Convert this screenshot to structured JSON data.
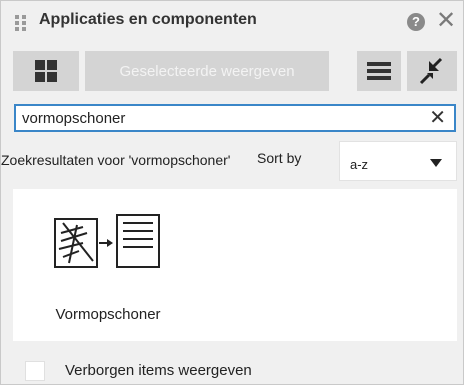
{
  "panel": {
    "title": "Applicaties en componenten"
  },
  "toolbar": {
    "view_selected_label": "Geselecteerde weergeven"
  },
  "search": {
    "value": "vormopschoner"
  },
  "results": {
    "label": "Zoekresultaten voor 'vormopschoner'",
    "sort_label": "Sort by",
    "sort_value": "a-z"
  },
  "items": [
    {
      "label": "Vormopschoner",
      "icon": "shape-cleaner-icon"
    }
  ],
  "footer": {
    "show_hidden_label": "Verborgen items weergeven",
    "show_hidden_checked": false
  },
  "colors": {
    "accent": "#3a86c8",
    "panel_bg": "#f0f0f0",
    "button_bg": "#d4d4d4"
  }
}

================

| SET EXERCISE |
Quote the data above in full, leaving out the pictures it holds.

| EXERCISE OUTPUT |
Convert this screenshot to structured JSON data.
{
  "panel": {
    "title": "Applicaties en componenten"
  },
  "toolbar": {
    "view_selected_label": "Geselecteerde weergeven"
  },
  "search": {
    "value": "vormopschoner"
  },
  "results": {
    "label": "Zoekresultaten voor 'vormopschoner'",
    "sort_label": "Sort by",
    "sort_value": "a-z"
  },
  "items": [
    {
      "label": "Vormopschoner",
      "icon": "shape-cleaner-icon"
    }
  ],
  "footer": {
    "show_hidden_label": "Verborgen items weergeven",
    "show_hidden_checked": false
  },
  "colors": {
    "accent": "#3a86c8",
    "panel_bg": "#f0f0f0",
    "button_bg": "#d4d4d4"
  }
}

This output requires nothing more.